Required work
It is required that all of the data be written out exactly.

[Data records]
[Begin]
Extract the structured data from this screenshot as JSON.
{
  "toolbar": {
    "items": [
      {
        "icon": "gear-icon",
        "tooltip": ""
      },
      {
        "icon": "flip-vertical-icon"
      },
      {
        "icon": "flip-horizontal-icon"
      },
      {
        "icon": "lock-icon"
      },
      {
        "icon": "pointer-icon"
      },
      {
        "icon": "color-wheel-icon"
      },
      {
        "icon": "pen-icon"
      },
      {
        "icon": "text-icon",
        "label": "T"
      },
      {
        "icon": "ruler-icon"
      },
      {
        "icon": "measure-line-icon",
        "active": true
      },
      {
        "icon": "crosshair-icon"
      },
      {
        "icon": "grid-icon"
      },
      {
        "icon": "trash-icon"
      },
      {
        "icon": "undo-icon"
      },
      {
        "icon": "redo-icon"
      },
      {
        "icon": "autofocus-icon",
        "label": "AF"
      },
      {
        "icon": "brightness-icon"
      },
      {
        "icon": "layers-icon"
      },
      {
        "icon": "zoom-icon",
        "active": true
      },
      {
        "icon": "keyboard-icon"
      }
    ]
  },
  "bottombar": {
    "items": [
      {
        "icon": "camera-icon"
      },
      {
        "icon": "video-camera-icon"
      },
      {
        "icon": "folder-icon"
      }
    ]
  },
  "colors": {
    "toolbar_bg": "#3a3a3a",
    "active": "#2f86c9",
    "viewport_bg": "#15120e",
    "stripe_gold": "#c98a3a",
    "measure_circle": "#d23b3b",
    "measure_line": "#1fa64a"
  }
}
[End]
Solution to this problem
Extract the structured data from this screenshot as JSON.
{
  "toolbar": {
    "items": [
      {
        "icon": "gear-icon",
        "tooltip": ""
      },
      {
        "icon": "flip-vertical-icon"
      },
      {
        "icon": "flip-horizontal-icon"
      },
      {
        "icon": "lock-icon"
      },
      {
        "icon": "pointer-icon"
      },
      {
        "icon": "color-wheel-icon"
      },
      {
        "icon": "pen-icon"
      },
      {
        "icon": "text-icon",
        "label": "T"
      },
      {
        "icon": "ruler-icon"
      },
      {
        "icon": "measure-line-icon",
        "active": true
      },
      {
        "icon": "crosshair-icon"
      },
      {
        "icon": "grid-icon"
      },
      {
        "icon": "trash-icon"
      },
      {
        "icon": "undo-icon"
      },
      {
        "icon": "redo-icon"
      },
      {
        "icon": "autofocus-icon",
        "label": "AF"
      },
      {
        "icon": "brightness-icon"
      },
      {
        "icon": "layers-icon"
      },
      {
        "icon": "zoom-icon",
        "active": true
      },
      {
        "icon": "keyboard-icon"
      }
    ]
  },
  "bottombar": {
    "items": [
      {
        "icon": "camera-icon"
      },
      {
        "icon": "video-camera-icon"
      },
      {
        "icon": "folder-icon"
      }
    ]
  },
  "colors": {
    "toolbar_bg": "#3a3a3a",
    "active": "#2f86c9",
    "viewport_bg": "#15120e",
    "stripe_gold": "#c98a3a",
    "measure_circle": "#d23b3b",
    "measure_line": "#1fa64a"
  }
}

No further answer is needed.